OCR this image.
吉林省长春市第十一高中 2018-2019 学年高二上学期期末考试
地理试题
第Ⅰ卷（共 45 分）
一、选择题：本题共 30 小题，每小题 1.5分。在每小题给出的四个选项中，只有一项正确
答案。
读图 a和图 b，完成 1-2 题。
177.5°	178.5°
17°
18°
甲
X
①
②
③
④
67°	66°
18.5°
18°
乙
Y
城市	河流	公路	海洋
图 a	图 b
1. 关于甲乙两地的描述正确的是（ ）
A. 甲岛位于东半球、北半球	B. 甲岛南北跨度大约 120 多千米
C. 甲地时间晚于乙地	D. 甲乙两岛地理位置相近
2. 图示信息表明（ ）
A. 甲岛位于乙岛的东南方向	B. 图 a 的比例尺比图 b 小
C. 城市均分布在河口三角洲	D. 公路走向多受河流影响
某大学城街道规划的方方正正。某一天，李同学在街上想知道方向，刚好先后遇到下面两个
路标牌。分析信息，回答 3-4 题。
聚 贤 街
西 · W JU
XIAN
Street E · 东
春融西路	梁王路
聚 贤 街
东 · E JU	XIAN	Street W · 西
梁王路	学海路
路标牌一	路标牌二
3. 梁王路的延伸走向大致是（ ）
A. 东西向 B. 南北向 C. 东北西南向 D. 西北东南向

Exercise goal:
Faithfully reproduce all of the records, character for character.

Task response:
OCR this image.
吉林省长春市第十一高中 2018-2019 学年高二上学期期末考试
地理试题
第Ⅰ卷（共 45 分）
一、选择题：本题共 30 小题，每小题 1.5分。在每小题给出的四个选项中，只有一项正确
答案。
读图 a和图 b，完成 1-2 题。
177.5°	178.5°
17°
18°
甲
X
①
②
③
④
67°	66°
18.5°
18°
乙
Y
城市	河流	公路	海洋
图 a	图 b
1. 关于甲乙两地的描述正确的是（ ）
A. 甲岛位于东半球、北半球	B. 甲岛南北跨度大约 120 多千米
C. 甲地时间晚于乙地	D. 甲乙两岛地理位置相近
2. 图示信息表明（ ）
A. 甲岛位于乙岛的东南方向	B. 图 a 的比例尺比图 b 小
C. 城市均分布在河口三角洲	D. 公路走向多受河流影响
某大学城街道规划的方方正正。某一天，李同学在街上想知道方向，刚好先后遇到下面两个
路标牌。分析信息，回答 3-4 题。
聚 贤 街
西 · W JU
XIAN
Street E · 东
春融西路	梁王路
聚 贤 街
东 · E JU	XIAN	Street W · 西
梁王路	学海路
路标牌一	路标牌二
3. 梁王路的延伸走向大致是（ ）
A. 东西向 B. 南北向 C. 东北西南向 D. 西北东南向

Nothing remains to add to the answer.